-- start --
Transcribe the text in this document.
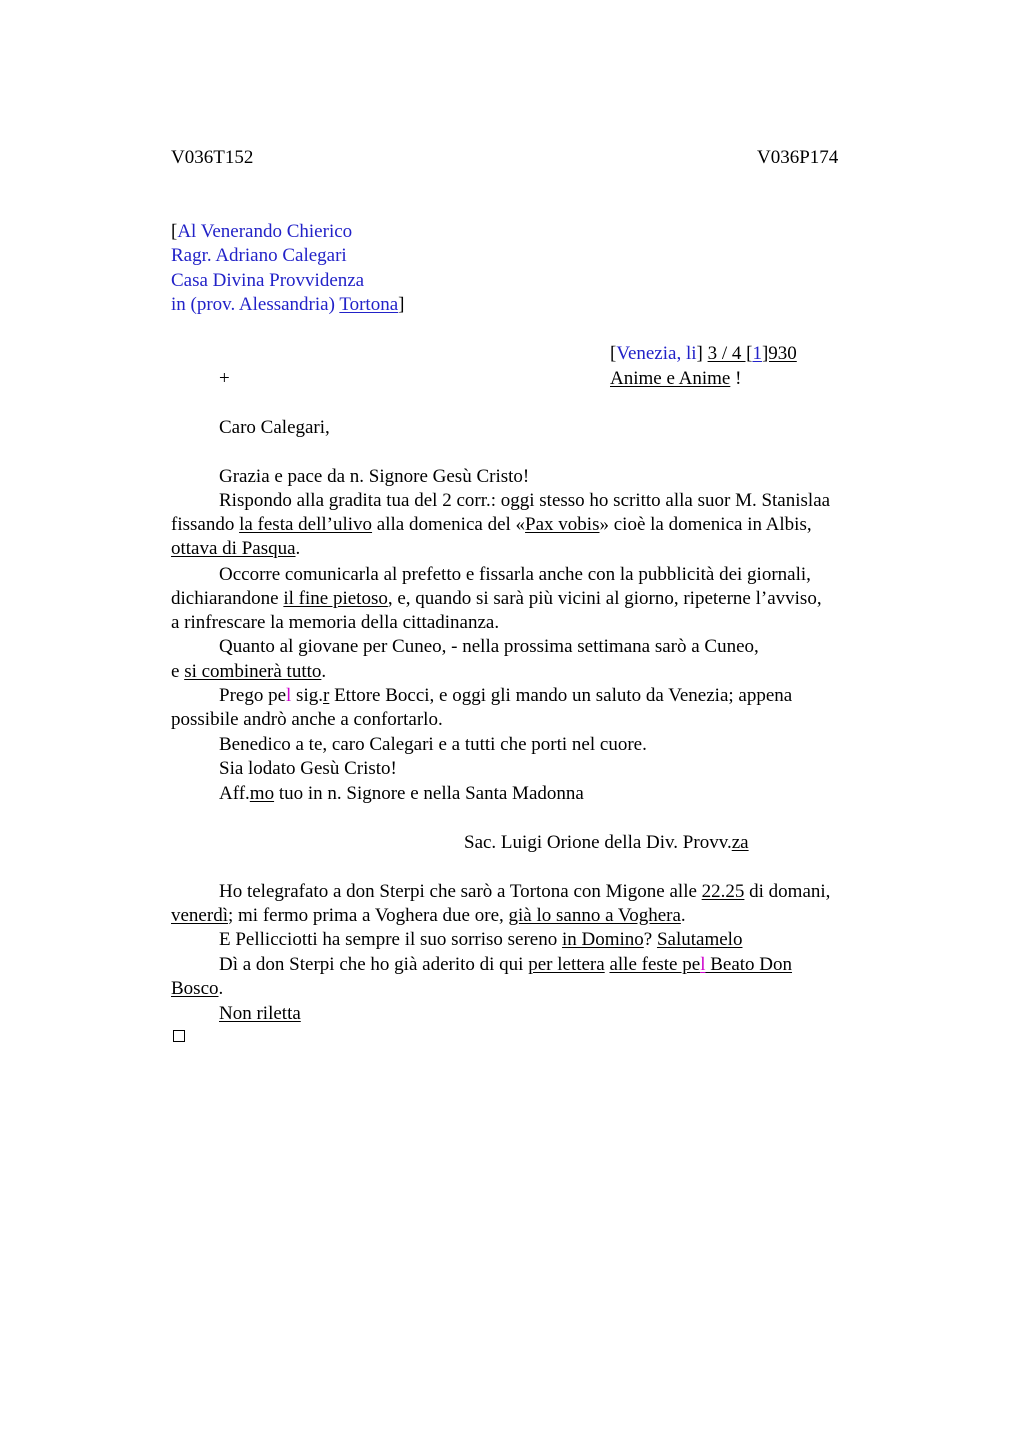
V036T152	V036P174
[Al Venerando Chierico
Ragr. Adriano Calegari
Casa Divina Provvidenza
in (prov. Alessandria) Tortona]
[Venezia, li] 3 / 4 [1]930
+	Anime e Anime !
Caro Calegari,
Grazia e pace da n. Signore Gesù Cristo!
Rispondo alla gradita tua del 2 corr.: oggi stesso ho scritto alla suor M. Stanislaa
fissando la festa dell’ulivo alla domenica del «Pax vobis» cioè la domenica in Albis,
ottava di Pasqua.
Occorre comunicarla al prefetto e fissarla anche con la pubblicità dei giornali,
dichiarandone il fine pietoso, e, quando si sarà più vicini al giorno, ripeterne l’avviso,
a rinfrescare la memoria della cittadinanza.
Quanto al giovane per Cuneo, - nella prossima settimana sarò a Cuneo,
e si combinerà tutto.
Prego pel sig.r Ettore Bocci, e oggi gli mando un saluto da Venezia; appena
possibile andrò anche a confortarlo.
Benedico a te, caro Calegari e a tutti che porti nel cuore.
Sia lodato Gesù Cristo!
Aff.mo tuo in n. Signore e nella Santa Madonna
Sac. Luigi Orione della Div. Provv.za
Ho telegrafato a don Sterpi che sarò a Tortona con Migone alle 22.25 di domani,
venerdì; mi fermo prima a Voghera due ore, già lo sanno a Voghera.
E Pellicciotti ha sempre il suo sorriso sereno in Domino? Salutamelo
Dì a don Sterpi che ho già aderito di qui per lettera alle feste pel Beato Don
Bosco.
Non riletta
-- end --
- **EXERCISE TASK**
Pull out every line of the records above that contains the word "Tortona".

- **TASK RESPONSE**
in (prov. Alessandria) Tortona]
Ho telegrafato a don Sterpi che sarò a Tortona con Migone alle 22.25 di domani,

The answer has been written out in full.